▸ **Consignes**
(1) Renvoyez sans aucune modification le passage de la section sur Richard Marcus qui va de "Simuler la bêtise" à "consultant en sécurité.".
(2) Prolongez la section sur Richard Marcus à partir de sa dernière phrase.

▸ **Section du document**
────────────────────────────────────────

Retirer des jetons de valeur en cas de perte
Marcus utilise également la technique du “pastposting”. Il utilise notamment cette technique au blackjack ou sur d’autres jeux de table. Si le pari est perdant, alors il remplace rapidement les jetons de forte valeur par des jetons de faible valeur, minimisant ainsi les pertes.
Simuler la bêtise ou l’alcoolisation lorsqu’il est démasqué
Il est parfois arrivé que Marcus soit pris la main dans le sac. Dans ce cas, il n’hésitait pas à jouer les innocents ou à faire semblant d’être ivre. Il prétendait ne pas comprendre les règles ou admettait qu’il s’agissait d’une simple erreur. Cette technique lui a permis d’échapper à de lourdes conséquences un bon nombre de fois ! Une fois attrapé, il sait aussi qu’il ne reviendra pas dans ce casino.
Richard Marcus, l’écrivain et le consultant en sécurité
Après des années à tromper les casinos, Richard Marcus allait utiliser son expertise pour se réinventer en écrivain et consultant en sécurité.
Il commence par partager ses aventures rocambolesques dans son livre American Roulette: How I Turned the Odds Upside Down, publié en 2004. Il y raconte ses exploits et offre un aperçu unique du monde de la triche professionnelle. Il coécrira ensuite Identity Theft Inc. avec Glenn Hastings, un manuel sur comment éviter le vol d’identité.

────────────────────────────────────────

▸ **Jeu de données**

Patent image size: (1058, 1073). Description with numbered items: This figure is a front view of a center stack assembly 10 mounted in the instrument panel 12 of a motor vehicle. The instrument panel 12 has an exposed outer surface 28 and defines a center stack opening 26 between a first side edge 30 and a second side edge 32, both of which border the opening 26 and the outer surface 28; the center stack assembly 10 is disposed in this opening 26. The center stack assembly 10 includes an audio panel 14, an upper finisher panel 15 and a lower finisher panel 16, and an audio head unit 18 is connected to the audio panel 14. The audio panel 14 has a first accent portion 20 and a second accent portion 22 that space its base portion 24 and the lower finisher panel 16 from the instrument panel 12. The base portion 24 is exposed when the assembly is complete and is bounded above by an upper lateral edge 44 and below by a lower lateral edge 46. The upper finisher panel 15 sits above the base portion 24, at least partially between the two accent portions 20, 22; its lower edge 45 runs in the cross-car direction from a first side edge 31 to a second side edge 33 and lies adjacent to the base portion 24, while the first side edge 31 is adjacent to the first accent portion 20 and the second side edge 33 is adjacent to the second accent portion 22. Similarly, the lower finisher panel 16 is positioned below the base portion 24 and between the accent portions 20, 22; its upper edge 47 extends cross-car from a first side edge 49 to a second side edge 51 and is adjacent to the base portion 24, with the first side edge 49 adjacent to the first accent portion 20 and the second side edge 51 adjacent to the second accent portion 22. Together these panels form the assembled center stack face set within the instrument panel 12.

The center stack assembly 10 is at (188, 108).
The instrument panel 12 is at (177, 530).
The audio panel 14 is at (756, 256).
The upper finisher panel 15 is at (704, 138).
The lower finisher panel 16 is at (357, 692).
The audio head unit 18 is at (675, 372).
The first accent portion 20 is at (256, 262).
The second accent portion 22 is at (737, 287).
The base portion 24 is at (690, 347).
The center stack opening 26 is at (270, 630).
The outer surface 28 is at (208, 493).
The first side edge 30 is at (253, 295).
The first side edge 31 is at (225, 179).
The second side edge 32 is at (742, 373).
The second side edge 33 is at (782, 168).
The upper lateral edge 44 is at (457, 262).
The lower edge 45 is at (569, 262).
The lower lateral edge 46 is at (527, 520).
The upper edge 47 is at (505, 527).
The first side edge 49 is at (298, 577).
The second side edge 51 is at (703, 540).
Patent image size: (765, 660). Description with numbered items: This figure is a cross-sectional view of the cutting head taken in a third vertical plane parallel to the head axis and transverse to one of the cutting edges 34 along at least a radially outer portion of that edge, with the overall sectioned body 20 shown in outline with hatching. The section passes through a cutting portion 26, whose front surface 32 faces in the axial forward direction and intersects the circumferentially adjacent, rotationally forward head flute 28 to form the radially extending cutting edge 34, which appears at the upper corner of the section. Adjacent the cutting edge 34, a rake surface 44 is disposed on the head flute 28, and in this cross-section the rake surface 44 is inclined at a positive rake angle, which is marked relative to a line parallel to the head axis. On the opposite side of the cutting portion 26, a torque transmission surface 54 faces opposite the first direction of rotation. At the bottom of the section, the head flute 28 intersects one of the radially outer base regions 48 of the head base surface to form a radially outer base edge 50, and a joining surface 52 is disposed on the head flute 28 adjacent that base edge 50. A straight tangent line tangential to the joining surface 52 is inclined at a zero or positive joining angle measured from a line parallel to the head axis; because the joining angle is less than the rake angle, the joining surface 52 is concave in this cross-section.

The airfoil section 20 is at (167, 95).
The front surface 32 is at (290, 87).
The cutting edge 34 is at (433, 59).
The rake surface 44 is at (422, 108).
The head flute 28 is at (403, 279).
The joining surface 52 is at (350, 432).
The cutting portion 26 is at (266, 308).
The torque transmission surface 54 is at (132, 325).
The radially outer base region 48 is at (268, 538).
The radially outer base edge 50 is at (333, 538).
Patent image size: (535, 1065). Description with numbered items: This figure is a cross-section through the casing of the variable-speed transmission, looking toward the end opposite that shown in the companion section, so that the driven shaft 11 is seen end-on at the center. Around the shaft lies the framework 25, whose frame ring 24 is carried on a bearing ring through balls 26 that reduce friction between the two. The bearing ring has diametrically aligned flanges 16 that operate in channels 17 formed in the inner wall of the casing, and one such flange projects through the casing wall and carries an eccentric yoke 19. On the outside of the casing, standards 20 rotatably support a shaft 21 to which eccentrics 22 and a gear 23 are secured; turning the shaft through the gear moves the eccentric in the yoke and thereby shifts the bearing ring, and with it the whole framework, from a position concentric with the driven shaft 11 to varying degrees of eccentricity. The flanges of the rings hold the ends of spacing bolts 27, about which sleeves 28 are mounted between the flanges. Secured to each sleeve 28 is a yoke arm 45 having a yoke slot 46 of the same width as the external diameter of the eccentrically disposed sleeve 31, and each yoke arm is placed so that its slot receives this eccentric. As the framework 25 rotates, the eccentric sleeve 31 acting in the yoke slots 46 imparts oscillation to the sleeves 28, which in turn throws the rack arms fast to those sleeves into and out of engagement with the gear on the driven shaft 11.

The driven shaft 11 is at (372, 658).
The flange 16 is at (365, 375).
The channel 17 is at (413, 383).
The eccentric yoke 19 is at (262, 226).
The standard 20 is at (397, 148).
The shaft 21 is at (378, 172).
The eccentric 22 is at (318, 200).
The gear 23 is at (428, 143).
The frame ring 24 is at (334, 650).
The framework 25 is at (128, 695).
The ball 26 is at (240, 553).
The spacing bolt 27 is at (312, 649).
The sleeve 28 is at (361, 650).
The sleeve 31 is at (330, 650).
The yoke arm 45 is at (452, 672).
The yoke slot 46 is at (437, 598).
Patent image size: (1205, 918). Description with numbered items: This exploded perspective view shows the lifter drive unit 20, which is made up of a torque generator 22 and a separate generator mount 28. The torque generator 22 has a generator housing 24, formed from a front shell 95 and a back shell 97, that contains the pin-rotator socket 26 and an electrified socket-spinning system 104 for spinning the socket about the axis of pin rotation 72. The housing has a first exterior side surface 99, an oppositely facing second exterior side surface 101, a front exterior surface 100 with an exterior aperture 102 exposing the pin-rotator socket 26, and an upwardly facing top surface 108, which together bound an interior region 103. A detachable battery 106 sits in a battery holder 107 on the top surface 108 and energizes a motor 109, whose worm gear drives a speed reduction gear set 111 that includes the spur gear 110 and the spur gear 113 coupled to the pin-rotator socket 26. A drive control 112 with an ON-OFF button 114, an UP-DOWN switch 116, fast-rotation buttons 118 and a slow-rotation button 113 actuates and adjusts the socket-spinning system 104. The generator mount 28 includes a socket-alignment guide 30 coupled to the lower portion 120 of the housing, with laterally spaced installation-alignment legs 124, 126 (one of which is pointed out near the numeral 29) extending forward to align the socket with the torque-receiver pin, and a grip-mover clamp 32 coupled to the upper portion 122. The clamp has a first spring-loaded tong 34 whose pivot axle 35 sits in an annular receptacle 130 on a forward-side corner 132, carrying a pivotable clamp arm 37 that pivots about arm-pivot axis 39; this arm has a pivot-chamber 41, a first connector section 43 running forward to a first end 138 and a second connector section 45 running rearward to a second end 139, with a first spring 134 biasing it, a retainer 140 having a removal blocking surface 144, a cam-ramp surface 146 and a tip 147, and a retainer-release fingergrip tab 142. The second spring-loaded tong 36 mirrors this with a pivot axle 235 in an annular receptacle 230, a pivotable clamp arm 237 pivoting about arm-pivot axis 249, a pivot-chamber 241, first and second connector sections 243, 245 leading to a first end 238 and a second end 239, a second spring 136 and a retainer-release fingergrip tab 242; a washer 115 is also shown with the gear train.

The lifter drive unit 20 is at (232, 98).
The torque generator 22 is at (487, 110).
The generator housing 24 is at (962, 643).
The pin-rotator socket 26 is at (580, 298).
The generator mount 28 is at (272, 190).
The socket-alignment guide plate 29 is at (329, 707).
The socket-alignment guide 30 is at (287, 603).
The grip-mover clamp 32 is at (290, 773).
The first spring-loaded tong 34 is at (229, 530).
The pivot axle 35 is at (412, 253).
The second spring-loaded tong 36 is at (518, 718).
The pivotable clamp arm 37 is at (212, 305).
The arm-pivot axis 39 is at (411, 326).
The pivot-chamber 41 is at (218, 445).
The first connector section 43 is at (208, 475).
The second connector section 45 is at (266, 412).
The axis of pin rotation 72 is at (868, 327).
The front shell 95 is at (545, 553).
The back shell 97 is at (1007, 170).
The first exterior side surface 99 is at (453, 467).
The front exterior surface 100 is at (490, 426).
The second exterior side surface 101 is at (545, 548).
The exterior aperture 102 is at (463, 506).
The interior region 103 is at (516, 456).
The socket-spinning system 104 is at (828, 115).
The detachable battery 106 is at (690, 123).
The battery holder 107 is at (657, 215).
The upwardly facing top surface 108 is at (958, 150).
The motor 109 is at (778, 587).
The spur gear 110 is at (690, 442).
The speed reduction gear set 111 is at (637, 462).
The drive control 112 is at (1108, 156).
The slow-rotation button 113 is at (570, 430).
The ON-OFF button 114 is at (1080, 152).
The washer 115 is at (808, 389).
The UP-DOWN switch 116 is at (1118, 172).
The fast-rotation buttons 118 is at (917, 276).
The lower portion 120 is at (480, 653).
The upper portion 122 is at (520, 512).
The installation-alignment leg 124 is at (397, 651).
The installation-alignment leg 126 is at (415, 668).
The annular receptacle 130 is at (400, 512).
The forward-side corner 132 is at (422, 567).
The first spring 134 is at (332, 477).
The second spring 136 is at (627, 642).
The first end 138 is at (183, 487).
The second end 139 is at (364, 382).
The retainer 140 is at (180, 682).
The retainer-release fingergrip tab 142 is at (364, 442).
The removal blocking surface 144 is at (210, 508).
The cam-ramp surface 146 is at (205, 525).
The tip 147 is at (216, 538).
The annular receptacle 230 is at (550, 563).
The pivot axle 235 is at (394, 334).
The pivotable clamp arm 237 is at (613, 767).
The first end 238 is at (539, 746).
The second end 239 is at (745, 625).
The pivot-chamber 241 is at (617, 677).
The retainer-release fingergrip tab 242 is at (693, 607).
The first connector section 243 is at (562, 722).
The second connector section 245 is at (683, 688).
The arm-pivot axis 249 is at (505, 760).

────────────────────────────────────────

▸ **Réponses**
(1)
Simuler la bêtise ou l’alcoolisation lorsqu’il est démasqué
Il est parfois arrivé que Marcus soit pris la main dans le sac. Dans ce cas, il n’hésitait pas à jouer les innocents ou à faire semblant d’être ivre. Il prétendait ne pas comprendre les règles ou admettait qu’il s’agissait d’une simple erreur. Cette technique lui a permis d’échapper à de lourdes conséquences un bon nombre de fois ! Une fois attrapé, il sait aussi qu’il ne reviendra pas dans ce casino.
Richard Marcus, l’écrivain et le consultant en sécurité
Après des années à tromper les casinos, Richard Marcus allait utiliser son expertise pour se réinventer en écrivain et consultant en sécurité.

(2)
Un peu plus tard, en 2007, Marcus devient le principal intervenant à la World Game Protection Conference. Imaginez le spectacle : l’industrie de la protection des jeux, bouche bée, écoutant les confessions d’un tricheur professionnel.
C’est à cette époque que Marcus commence à former le personnel des casinos pour les protéger des tricheurs comme lui. Il se décrit alors comme “le seul consultant en protection des jeux ayant été à la fois un tricheur professionnel et un joueur”, ce qui le rend exceptionnellement qualifié pour enseigner aux casinos comment sécuriser leurs tables.
Mais l’état de grâce pour Marcus, ce fut lorsqu’il remit un prix de sécurité à celui qui était chargé de le coincer à l’apogée de ses activités de triche. Un tricheur décorant un chasseur de tricheurs.
Cet événement symbolisa non seulement sa transformation, mais aussi la reconnaissance de son expertise par l’industrie qu’il avait autrefois dupée. Le monde à l’envers ! Après tout, qui mieux qu’un ancien voleur serait capable de créer le meilleur anti-vol ?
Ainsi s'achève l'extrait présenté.